• **WHAT YOU SHOULD DO**
Pictures in the data below are not part of the copy; transcribe everything else exactly.

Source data
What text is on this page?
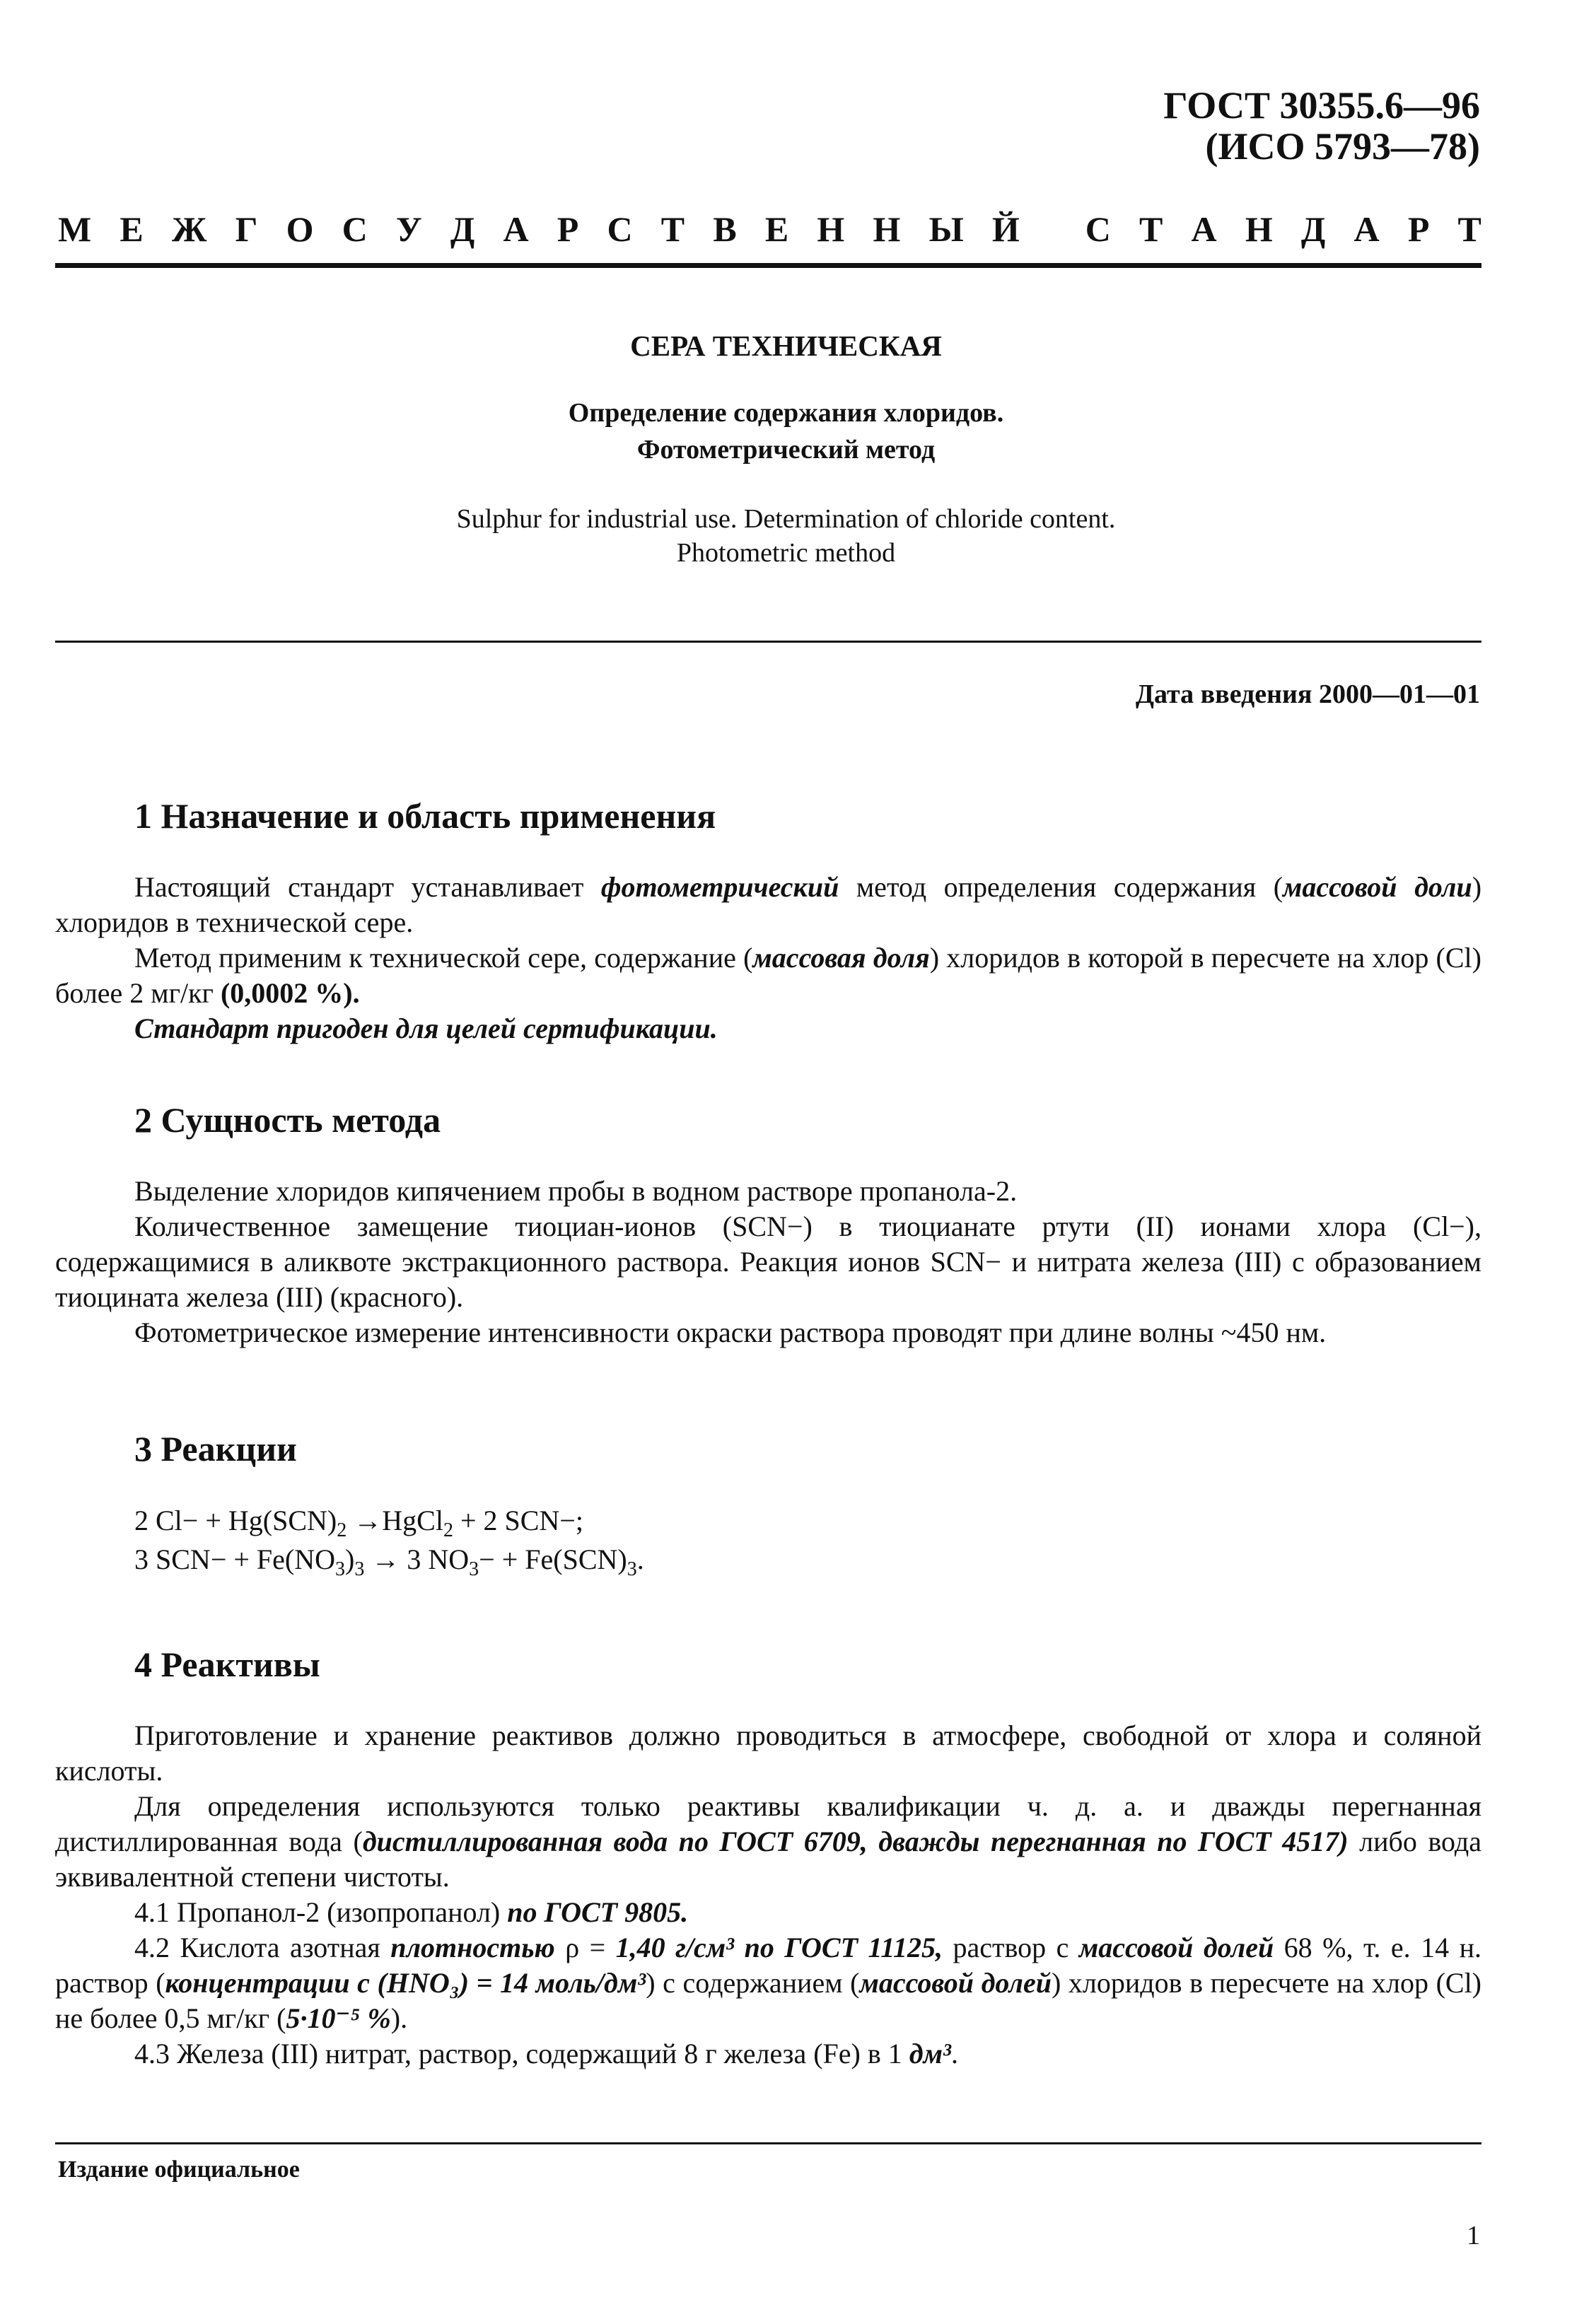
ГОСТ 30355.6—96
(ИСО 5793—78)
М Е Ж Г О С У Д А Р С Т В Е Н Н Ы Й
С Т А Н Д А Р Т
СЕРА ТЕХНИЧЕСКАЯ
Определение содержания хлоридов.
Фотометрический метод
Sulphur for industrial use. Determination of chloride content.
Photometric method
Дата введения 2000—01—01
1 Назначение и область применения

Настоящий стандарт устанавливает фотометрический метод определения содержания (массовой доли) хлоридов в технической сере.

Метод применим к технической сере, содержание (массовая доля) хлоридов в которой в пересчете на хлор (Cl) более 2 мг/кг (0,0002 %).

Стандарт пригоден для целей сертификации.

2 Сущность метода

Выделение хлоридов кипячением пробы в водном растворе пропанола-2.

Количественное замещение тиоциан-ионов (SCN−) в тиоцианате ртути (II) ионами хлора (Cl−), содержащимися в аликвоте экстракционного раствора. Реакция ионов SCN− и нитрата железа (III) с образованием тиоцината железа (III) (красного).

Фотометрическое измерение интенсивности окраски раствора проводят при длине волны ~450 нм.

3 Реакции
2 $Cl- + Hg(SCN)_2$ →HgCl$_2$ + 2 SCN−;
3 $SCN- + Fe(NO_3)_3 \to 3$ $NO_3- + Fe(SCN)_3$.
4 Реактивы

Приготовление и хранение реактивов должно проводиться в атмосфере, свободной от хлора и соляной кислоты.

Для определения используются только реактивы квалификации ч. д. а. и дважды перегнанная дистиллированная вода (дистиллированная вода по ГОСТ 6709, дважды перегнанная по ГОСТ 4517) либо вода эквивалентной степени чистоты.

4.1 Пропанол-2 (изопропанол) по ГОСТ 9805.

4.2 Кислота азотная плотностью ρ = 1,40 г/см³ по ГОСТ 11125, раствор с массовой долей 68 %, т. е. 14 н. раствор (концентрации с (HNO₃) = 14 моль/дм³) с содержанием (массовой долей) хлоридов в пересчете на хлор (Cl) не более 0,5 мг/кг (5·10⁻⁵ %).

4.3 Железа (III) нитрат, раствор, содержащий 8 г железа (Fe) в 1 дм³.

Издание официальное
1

• **CORRECT OUTPUT**
What text is on this page?
ГОСТ 30355.6—96
(ИСО 5793—78)
М Е Ж Г О С У Д А Р С Т В Е Н Н Ы Й
С Т А Н Д А Р Т
СЕРА ТЕХНИЧЕСКАЯ
Определение содержания хлоридов.
Фотометрический метод
Sulphur for industrial use. Determination of chloride content.
Photometric method
Дата введения 2000—01—01
1 Назначение и область применения

Настоящий стандарт устанавливает фотометрический метод определения содержания (массовой доли) хлоридов в технической сере.

Метод применим к технической сере, содержание (массовая доля) хлоридов в которой в пересчете на хлор (Cl) более 2 мг/кг (0,0002 %).

Стандарт пригоден для целей сертификации.

2 Сущность метода

Выделение хлоридов кипячением пробы в водном растворе пропанола-2.

Количественное замещение тиоциан-ионов (SCN−) в тиоцианате ртути (II) ионами хлора (Cl−), содержащимися в аликвоте экстракционного раствора. Реакция ионов SCN− и нитрата железа (III) с образованием тиоцината железа (III) (красного).

Фотометрическое измерение интенсивности окраски раствора проводят при длине волны ~450 нм.

3 Реакции
2 $Cl- + Hg(SCN)_2$ →HgCl$_2$ + 2 SCN−;
3 $SCN- + Fe(NO_3)_3 \to 3$ $NO_3- + Fe(SCN)_3$.
4 Реактивы

Приготовление и хранение реактивов должно проводиться в атмосфере, свободной от хлора и соляной кислоты.

Для определения используются только реактивы квалификации ч. д. а. и дважды перегнанная дистиллированная вода (дистиллированная вода по ГОСТ 6709, дважды перегнанная по ГОСТ 4517) либо вода эквивалентной степени чистоты.

4.1 Пропанол-2 (изопропанол) по ГОСТ 9805.

4.2 Кислота азотная плотностью ρ = 1,40 г/см³ по ГОСТ 11125, раствор с массовой долей 68 %, т. е. 14 н. раствор (концентрации с (HNO₃) = 14 моль/дм³) с содержанием (массовой долей) хлоридов в пересчете на хлор (Cl) не более 0,5 мг/кг (5·10⁻⁵ %).

4.3 Железа (III) нитрат, раствор, содержащий 8 г железа (Fe) в 1 дм³.

Издание официальное
1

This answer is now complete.